Excerpt from a dataset
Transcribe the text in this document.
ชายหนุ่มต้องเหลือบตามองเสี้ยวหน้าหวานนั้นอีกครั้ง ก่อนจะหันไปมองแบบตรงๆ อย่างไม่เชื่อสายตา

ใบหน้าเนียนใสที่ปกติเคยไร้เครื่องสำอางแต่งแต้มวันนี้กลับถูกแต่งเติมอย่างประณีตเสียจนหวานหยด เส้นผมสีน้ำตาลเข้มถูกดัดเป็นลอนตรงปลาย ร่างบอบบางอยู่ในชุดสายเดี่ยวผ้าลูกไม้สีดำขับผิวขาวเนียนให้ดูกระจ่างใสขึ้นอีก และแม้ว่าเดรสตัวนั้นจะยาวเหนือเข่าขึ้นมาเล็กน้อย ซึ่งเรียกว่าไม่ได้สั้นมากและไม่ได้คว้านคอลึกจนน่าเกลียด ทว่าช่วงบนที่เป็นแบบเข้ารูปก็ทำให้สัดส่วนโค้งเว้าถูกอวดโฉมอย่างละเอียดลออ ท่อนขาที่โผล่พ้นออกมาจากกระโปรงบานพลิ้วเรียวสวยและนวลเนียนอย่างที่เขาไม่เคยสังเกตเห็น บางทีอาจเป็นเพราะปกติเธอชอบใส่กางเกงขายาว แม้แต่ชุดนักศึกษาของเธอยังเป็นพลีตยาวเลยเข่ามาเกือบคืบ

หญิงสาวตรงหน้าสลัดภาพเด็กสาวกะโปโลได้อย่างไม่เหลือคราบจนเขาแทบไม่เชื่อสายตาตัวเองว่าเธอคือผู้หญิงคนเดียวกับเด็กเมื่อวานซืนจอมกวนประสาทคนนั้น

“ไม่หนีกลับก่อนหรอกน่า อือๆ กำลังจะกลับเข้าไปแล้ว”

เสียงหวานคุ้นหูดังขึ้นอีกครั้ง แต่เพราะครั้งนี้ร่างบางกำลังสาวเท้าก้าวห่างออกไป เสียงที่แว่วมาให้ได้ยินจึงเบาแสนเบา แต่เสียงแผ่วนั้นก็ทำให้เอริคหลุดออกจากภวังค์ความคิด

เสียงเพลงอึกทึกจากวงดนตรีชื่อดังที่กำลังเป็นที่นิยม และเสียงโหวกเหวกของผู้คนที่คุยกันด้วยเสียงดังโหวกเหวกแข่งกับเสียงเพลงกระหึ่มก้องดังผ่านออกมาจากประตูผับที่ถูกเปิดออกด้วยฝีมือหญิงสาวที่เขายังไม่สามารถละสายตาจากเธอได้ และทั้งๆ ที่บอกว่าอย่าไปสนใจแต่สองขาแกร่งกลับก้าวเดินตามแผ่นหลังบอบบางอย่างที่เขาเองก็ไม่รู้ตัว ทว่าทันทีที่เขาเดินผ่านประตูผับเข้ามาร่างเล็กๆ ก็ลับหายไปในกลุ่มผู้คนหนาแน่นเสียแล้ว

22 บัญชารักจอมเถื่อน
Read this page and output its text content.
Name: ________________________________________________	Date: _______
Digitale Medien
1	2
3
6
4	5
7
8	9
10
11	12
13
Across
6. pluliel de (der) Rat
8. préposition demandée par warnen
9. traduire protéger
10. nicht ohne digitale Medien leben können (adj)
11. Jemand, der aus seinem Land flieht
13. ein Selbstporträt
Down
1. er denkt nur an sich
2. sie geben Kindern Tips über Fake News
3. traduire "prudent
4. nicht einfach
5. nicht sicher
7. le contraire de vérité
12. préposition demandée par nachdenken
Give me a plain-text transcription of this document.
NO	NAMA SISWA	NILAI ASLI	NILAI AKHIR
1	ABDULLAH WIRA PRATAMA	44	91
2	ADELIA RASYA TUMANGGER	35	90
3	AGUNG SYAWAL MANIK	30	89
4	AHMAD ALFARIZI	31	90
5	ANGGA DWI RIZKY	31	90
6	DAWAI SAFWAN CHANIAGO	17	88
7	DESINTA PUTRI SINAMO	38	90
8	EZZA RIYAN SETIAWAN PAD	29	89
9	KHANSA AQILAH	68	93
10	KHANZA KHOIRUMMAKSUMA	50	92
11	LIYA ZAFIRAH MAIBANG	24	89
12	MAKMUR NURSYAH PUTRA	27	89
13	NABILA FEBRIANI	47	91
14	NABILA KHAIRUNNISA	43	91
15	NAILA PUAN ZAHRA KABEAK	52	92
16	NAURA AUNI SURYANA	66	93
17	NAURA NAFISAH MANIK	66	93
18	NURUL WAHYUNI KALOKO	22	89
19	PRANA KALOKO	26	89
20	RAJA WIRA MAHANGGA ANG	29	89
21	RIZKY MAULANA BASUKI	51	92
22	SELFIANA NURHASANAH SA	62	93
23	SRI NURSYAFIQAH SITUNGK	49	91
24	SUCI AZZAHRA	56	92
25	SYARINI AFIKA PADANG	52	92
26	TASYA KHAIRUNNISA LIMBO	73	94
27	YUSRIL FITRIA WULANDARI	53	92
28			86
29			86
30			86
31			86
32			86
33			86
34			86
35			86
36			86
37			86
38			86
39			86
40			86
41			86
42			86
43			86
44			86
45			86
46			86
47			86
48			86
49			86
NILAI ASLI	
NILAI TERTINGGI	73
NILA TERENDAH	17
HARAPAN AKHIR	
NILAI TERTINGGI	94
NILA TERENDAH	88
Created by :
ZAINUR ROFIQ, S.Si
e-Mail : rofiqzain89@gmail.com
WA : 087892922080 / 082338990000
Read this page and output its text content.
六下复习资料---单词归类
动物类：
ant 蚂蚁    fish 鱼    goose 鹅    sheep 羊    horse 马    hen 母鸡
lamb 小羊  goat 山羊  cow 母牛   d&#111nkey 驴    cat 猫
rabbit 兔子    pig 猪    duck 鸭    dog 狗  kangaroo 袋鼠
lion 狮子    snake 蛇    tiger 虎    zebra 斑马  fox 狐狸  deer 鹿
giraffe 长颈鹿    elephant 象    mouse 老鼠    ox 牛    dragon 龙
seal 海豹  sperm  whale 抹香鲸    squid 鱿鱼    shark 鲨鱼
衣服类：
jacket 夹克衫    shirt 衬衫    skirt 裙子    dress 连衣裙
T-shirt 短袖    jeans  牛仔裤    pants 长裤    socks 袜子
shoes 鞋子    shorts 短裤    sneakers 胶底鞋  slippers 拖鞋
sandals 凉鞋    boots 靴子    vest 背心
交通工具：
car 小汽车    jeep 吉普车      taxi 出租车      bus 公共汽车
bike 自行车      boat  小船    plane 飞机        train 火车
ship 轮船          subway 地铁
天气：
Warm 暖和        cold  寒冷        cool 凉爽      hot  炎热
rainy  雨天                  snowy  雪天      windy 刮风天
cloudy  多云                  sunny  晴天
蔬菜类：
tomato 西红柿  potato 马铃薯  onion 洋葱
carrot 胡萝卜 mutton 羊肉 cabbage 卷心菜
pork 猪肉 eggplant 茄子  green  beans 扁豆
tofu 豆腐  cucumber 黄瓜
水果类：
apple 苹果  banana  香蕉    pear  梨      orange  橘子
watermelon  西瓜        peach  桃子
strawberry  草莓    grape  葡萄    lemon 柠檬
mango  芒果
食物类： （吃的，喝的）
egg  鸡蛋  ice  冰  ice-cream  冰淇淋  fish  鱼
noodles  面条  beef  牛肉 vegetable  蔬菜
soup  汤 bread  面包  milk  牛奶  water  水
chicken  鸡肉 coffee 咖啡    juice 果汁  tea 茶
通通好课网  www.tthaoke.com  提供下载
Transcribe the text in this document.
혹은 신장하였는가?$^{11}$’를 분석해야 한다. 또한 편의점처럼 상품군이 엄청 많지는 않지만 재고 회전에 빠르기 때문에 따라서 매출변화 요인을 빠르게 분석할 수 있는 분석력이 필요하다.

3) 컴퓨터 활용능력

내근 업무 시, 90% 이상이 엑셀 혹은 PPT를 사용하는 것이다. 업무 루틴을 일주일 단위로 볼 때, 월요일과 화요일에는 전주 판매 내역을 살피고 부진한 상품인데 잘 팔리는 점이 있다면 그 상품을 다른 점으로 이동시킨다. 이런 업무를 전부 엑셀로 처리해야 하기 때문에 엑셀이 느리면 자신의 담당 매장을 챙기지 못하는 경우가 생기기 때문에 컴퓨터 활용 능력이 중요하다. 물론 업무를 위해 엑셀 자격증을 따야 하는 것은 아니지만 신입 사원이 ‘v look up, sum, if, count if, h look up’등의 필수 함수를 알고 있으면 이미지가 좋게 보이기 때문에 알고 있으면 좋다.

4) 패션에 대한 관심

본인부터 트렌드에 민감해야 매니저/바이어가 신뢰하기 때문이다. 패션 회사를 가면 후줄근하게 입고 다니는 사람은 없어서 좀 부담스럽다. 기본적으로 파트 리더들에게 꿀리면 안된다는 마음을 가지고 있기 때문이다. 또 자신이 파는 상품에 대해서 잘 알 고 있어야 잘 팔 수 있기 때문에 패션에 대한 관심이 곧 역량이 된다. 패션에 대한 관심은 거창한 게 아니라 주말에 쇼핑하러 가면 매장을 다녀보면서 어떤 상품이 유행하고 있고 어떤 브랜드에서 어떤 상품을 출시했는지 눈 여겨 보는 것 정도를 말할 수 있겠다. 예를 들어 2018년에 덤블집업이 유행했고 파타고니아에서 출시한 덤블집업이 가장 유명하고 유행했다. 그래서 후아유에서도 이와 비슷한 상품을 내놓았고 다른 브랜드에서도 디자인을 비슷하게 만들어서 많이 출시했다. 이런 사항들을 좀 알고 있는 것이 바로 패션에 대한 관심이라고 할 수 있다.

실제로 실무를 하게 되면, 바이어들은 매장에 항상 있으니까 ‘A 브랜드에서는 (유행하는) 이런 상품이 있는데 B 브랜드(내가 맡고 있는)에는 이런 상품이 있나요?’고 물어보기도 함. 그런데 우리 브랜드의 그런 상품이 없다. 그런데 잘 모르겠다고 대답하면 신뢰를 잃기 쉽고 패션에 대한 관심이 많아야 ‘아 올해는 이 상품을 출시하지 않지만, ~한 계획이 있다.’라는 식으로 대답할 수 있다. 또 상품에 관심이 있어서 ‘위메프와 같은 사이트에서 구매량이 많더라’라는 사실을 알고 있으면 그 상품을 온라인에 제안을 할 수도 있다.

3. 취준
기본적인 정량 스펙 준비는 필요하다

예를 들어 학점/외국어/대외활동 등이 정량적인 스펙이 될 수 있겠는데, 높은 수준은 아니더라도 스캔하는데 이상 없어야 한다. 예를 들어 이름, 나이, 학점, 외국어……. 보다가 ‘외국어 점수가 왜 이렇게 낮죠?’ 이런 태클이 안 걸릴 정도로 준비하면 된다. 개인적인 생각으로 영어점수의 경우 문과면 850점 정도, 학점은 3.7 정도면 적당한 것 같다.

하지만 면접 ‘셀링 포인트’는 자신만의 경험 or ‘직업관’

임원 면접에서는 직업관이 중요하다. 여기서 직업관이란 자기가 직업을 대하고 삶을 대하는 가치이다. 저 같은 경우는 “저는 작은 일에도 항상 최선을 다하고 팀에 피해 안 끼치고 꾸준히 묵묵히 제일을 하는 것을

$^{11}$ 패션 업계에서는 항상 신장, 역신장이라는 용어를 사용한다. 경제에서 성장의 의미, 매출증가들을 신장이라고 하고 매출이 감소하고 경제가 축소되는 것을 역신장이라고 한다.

Your task
Among the entries, how many lines contain the string "Medien"? Give the number without anything else.

Answer in full
2